(Raw records)
○ ○ ○ ○ ○ ○ ○
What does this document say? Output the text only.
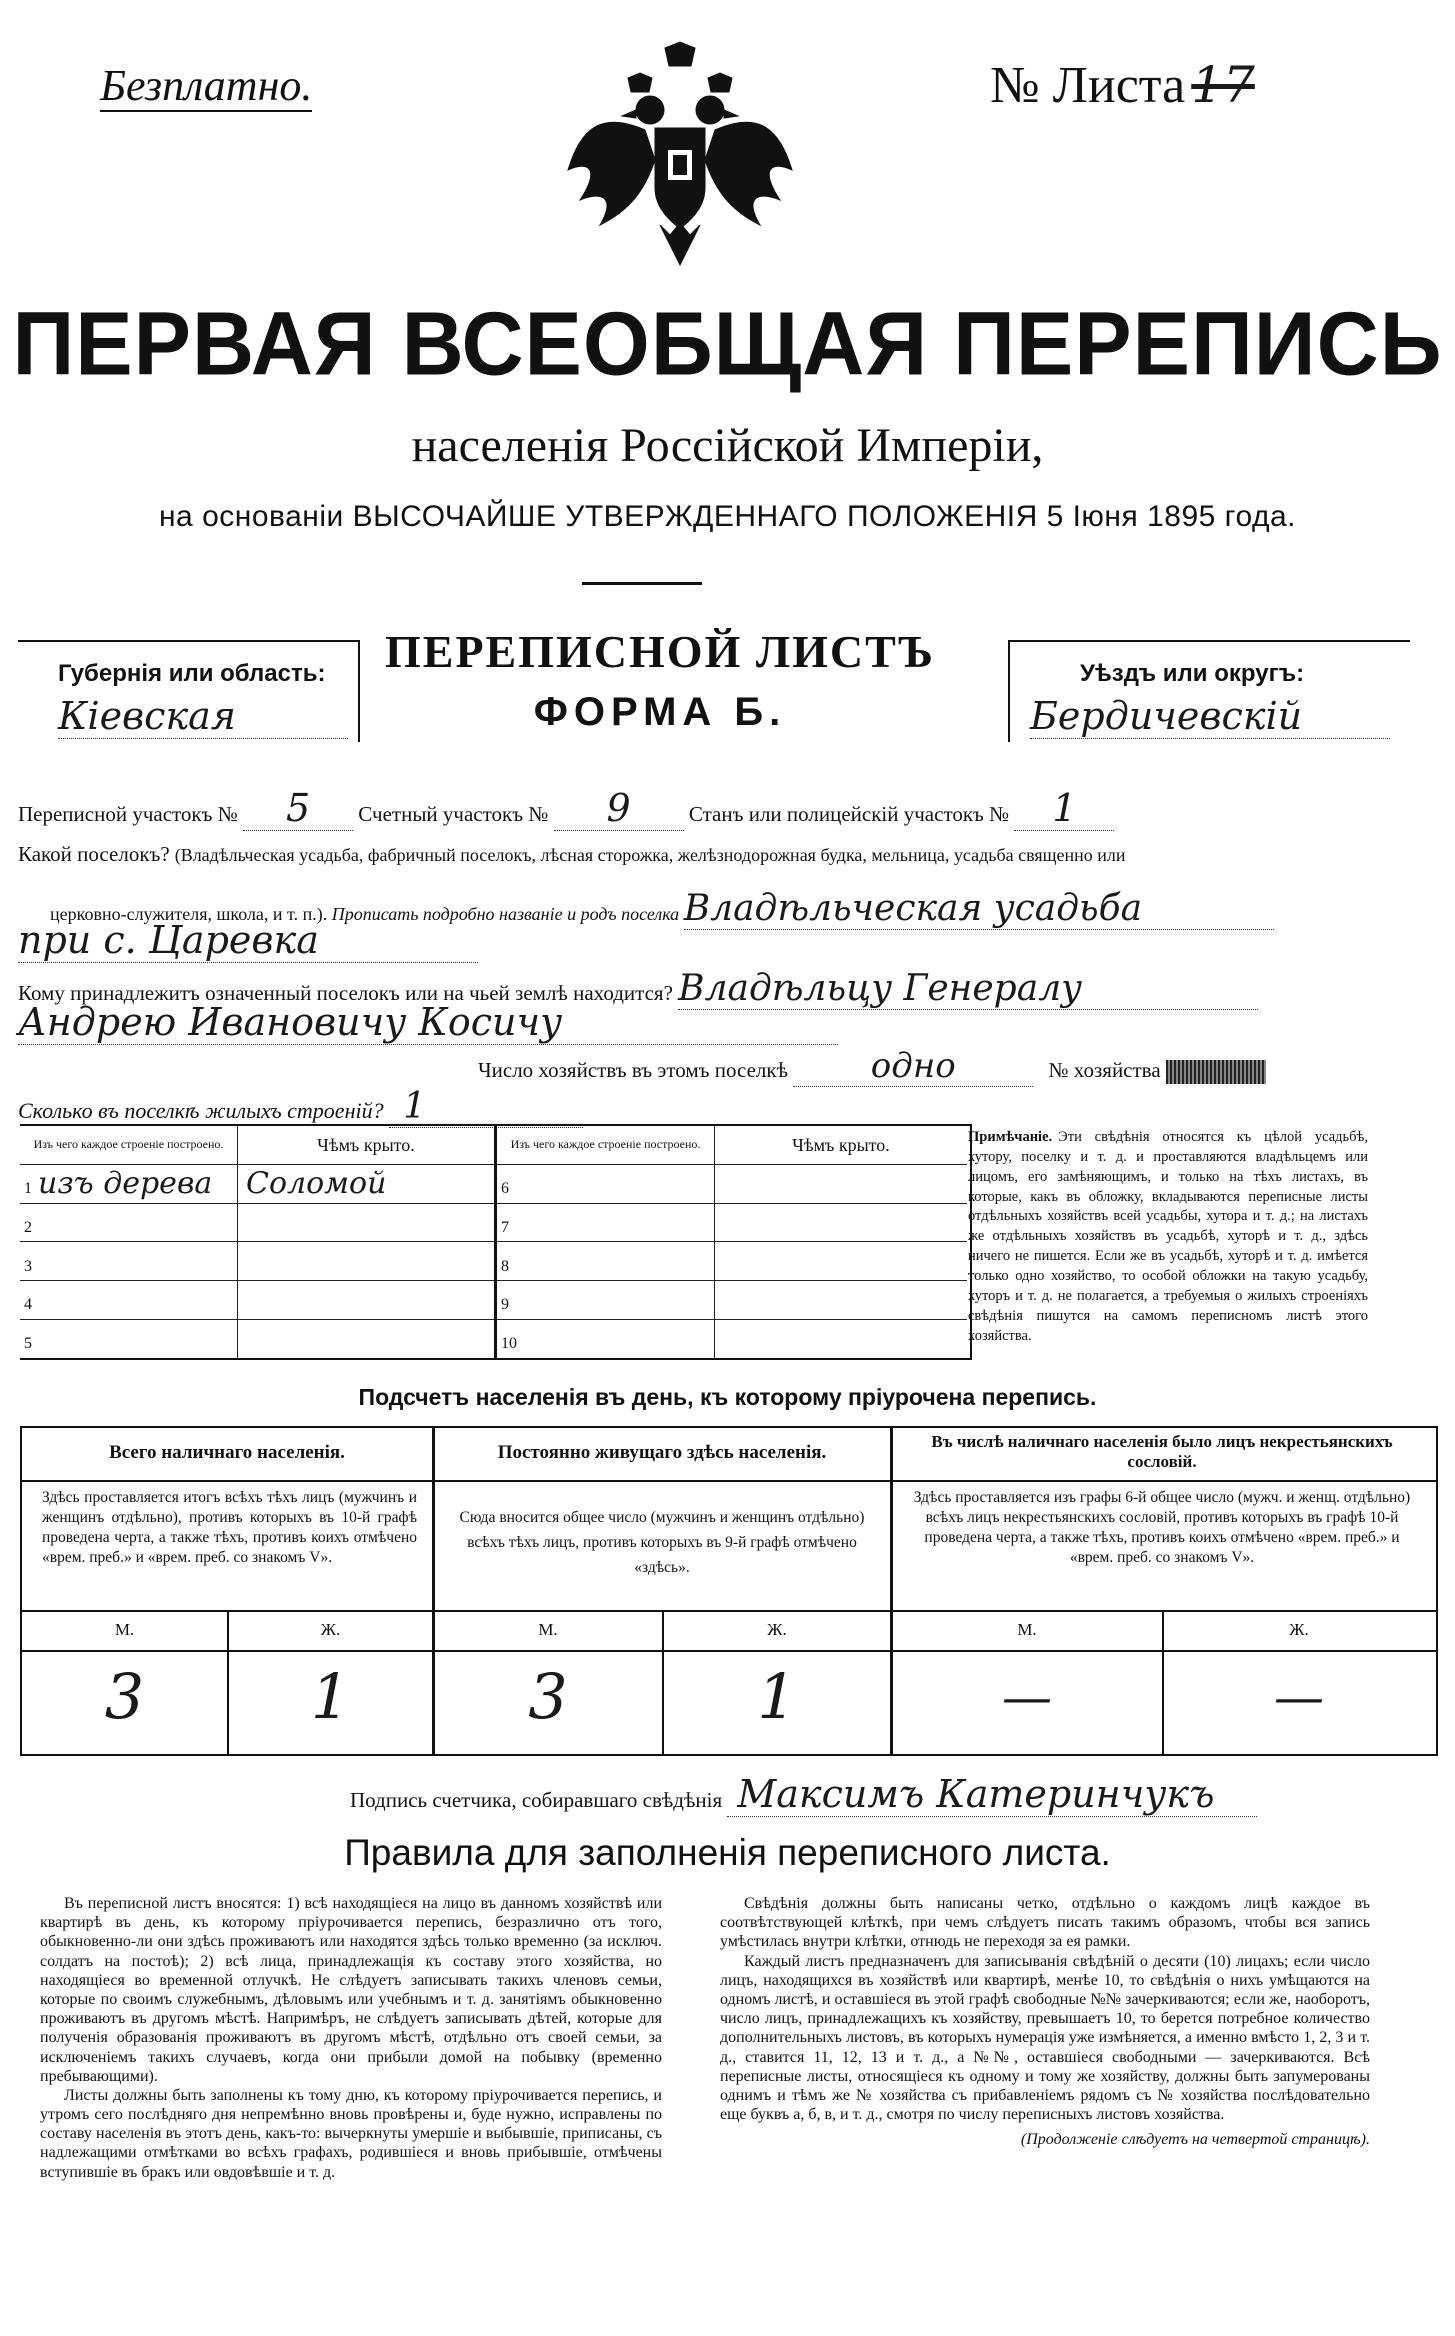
Безплатно.	№ Листа 17
ПЕРВАЯ ВСЕОБЩАЯ ПЕРЕПИСЬ
населенія Россійской Имперіи,
на основаніи ВЫСОЧАЙШЕ УТВЕРЖДЕННАГО ПОЛОЖЕНІЯ 5 Іюня 1895 года.
Губернія или область:
Кіевская
ПЕРЕПИСНОЙ ЛИСТЪ
ФОРМА Б.
Уѣздъ или округъ:
Бердичевскій
Переписной участокъ № 5 Счетный участокъ № 9	Станъ или полицейскій участокъ № 1
Какой поселокъ? (Владѣльческая усадьба, фабричный поселокъ, лѣсная сторожка, желѣзнодорожная будка, мельница, усадьба священно или
церковно-служителя, школа, и т. п.). Прописать подробно названіе и родъ поселка Владѣльческая усадьба
при с. Царевка
Кому принадлежитъ означенный поселокъ или на чьей землѣ находится? Владѣльцу Генералу
Андрею Ивановичу Косичу
Число хозяйствъ въ этомъ поселкѣ одно	№ хозяйства
Сколько въ поселкѣ жилыхъ строеній? 1
Изъ чего каждое строеніе построено.	Чѣмъ крыто.
1 изъ дерева	Соломой
2	
3	
4	
5	
Изъ чего каждое строеніе построено.	Чѣмъ крыто.
6	
7	
8	
9	
10	
Примѣчаніе. Эти свѣдѣнія относятся къ цѣлой усадьбѣ, хутору, поселку и т. д. и проставляются владѣльцемъ или лицомъ, его замѣняющимъ, и только на тѣхъ листахъ, въ которые, какъ въ обложку, вкладываются переписные листы отдѣльныхъ хозяйствъ всей усадьбы, хутора и т. д.; на листахъ же отдѣльныхъ хозяйствъ въ усадьбѣ, хуторѣ и т. д., здѣсь ничего не пишется. Если же въ усадьбѣ, хуторѣ и т. д. имѣется только одно хозяйство, то особой обложки на такую усадьбу, хуторъ и т. д. не полагается, а требуемыя о жилыхъ строеніяхъ свѣдѣнія пишутся на самомъ переписномъ листѣ этого хозяйства.
Подсчетъ населенія въ день, къ которому пріурочена перепись.
Всего наличнаго населенія.	Постоянно живущаго здѣсь населенія.
Въ числѣ наличнаго населенія было лицъ некрестьянскихъ сословій.
Здѣсь проставляется итогъ всѣхъ тѣхъ лицъ (мужчинъ и женщинъ отдѣльно), противъ которыхъ въ 10-й графѣ проведена черта, а также тѣхъ, противъ коихъ отмѣчено «врем. преб.» и «врем. преб. со знакомъ V».
Сюда вносится общее число (мужчинъ и женщинъ отдѣльно) всѣхъ тѣхъ лицъ, противъ которыхъ въ 9-й графѣ отмѣчено «здѣсь».
Здѣсь проставляется изъ графы 6-й общее число (мужч. и женщ. отдѣльно) всѣхъ лицъ некрестьянскихъ сословій, противъ которыхъ въ графѣ 10-й проведена черта, а также тѣхъ, противъ коихъ отмѣчено «врем. преб.» и «врем. преб. со знакомъ V».
М.	Ж.	М.	Ж.	М.	Ж.
3	1	3	1	—	—
Подпись счетчика, собиравшаго свѣдѣнія Максимъ Катеринчукъ
Правила для заполненія переписного листа.

Въ переписной листъ вносятся: 1) всѣ находящіеся на лицо въ данномъ хозяйствѣ или квартирѣ въ день, къ которому пріурочивается перепись, безразлично отъ того, обыкновенно-ли они здѣсь проживаютъ или находятся здѣсь только временно (за исключ. солдатъ на постоѣ); 2) всѣ лица, принадлежащія къ составу этого хозяйства, но находящіеся во временной отлучкѣ. Не слѣдуетъ записывать такихъ членовъ семьи, которые по своимъ служебнымъ, дѣловымъ или учебнымъ и т. д. занятіямъ обыкновенно проживаютъ въ другомъ мѣстѣ. Напримѣръ, не слѣдуетъ записывать дѣтей, которые для полученія образованія проживаютъ въ другомъ мѣстѣ, отдѣльно отъ своей семьи, за исключеніемъ такихъ случаевъ, когда они прибыли домой на побывку (временно пребывающими).

Листы должны быть заполнены къ тому дню, къ которому пріурочивается перепись, и утромъ сего послѣдняго дня непремѣнно вновь провѣрены и, буде нужно, исправлены по составу населенія въ этотъ день, какъ-то: вычеркнуты умершіе и выбывшіе, приписаны, съ надлежащими отмѣтками во всѣхъ графахъ, родившіеся и вновь прибывшіе, отмѣчены вступившіе въ бракъ или овдовѣвшіе и т. д.

Свѣдѣнія должны быть написаны четко, отдѣльно о каждомъ лицѣ каждое въ соотвѣтствующей клѣткѣ, при чемъ слѣдуетъ писать такимъ образомъ, чтобы вся запись умѣстилась внутри клѣтки, отнюдь не переходя за ея рамки.

Каждый листъ предназначенъ для записыванія свѣдѣній о десяти (10) лицахъ; если число лицъ, находящихся въ хозяйствѣ или квартирѣ, менѣе 10, то свѣдѣнія о нихъ умѣщаются на одномъ листѣ, и оставшіеся въ этой графѣ свободные №№ зачеркиваются; если же, наоборотъ, число лицъ, принадлежащихъ къ хозяйству, превышаетъ 10, то берется потребное количество дополнительныхъ листовъ, въ которыхъ нумерація уже измѣняется, а именно вмѣсто 1, 2, 3 и т. д., ставится 11, 12, 13 и т. д., а №№, оставшіеся свободными — зачеркиваются. Всѣ переписные листы, относящіеся къ одному и тому же хозяйству, должны быть запумерованы однимъ и тѣмъ же № хозяйства съ прибавленіемъ рядомъ съ № хозяйства послѣдовательно еще буквъ а, б, в, и т. д., смотря по числу переписныхъ листовъ хозяйства.

(Продолженіе слѣдуетъ на четвертой страницѣ).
○ ○ ○ ○ ○ ○ ○
• _WORK TO COMPLETE_: Gather each line of the records holding the string "также".

• _OUTPUT OF THE EXERCISE_:
Здѣсь проставляется итогъ всѣхъ тѣхъ лицъ (мужчинъ и женщинъ отдѣльно), противъ которыхъ въ 10-й графѣ проведена черта, а также тѣхъ, противъ коихъ отмѣчено «врем. преб.» и «врем. преб. со знакомъ V».
Здѣсь проставляется изъ графы 6-й общее число (мужч. и женщ. отдѣльно) всѣхъ лицъ некрестьянскихъ сословій, противъ которыхъ въ графѣ 10-й проведена черта, а также тѣхъ, противъ коихъ отмѣчено «врем. преб.» и «врем. преб. со знакомъ V».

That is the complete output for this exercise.